== WHAT IS NEEDED ==
Copy every line of the data that includes the string "icon".

[BEGIN MATERIAL FOR THIS EXERCISE]

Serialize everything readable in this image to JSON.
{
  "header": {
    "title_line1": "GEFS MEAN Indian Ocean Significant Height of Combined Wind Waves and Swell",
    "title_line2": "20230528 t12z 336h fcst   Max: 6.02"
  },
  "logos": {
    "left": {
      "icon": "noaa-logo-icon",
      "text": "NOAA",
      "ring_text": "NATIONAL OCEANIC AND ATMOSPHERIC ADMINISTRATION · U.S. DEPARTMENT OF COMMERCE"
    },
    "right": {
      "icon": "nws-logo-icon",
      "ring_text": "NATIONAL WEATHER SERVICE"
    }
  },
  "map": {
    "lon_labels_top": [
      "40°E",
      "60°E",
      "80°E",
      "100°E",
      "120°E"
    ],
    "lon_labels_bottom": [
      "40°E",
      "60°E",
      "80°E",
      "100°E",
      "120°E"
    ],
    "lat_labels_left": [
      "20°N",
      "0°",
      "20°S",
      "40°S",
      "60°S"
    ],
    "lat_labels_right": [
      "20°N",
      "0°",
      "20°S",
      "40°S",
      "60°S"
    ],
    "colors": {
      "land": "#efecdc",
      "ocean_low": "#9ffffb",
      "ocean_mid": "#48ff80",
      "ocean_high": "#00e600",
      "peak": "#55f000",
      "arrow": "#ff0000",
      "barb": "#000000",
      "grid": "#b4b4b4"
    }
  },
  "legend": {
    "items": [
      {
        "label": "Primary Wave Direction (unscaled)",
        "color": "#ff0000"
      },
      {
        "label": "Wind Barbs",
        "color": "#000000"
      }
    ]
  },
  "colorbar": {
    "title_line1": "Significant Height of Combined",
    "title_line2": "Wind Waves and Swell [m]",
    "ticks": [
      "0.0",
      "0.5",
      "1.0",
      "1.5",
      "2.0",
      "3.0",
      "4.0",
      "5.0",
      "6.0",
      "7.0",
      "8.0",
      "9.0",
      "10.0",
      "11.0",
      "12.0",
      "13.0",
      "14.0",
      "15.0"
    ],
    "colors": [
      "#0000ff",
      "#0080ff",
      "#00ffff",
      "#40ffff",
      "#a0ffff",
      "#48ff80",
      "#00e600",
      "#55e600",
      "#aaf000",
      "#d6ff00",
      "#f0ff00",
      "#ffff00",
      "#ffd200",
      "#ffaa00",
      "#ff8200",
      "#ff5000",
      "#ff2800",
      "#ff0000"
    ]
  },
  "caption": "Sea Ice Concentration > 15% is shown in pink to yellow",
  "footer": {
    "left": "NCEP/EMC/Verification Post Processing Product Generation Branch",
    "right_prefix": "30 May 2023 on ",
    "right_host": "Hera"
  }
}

[END MATERIAL FOR THIS EXERCISE]

== COMPLETE OUTPUT ==
      "icon": "noaa-logo-icon",
      "icon": "nws-logo-icon",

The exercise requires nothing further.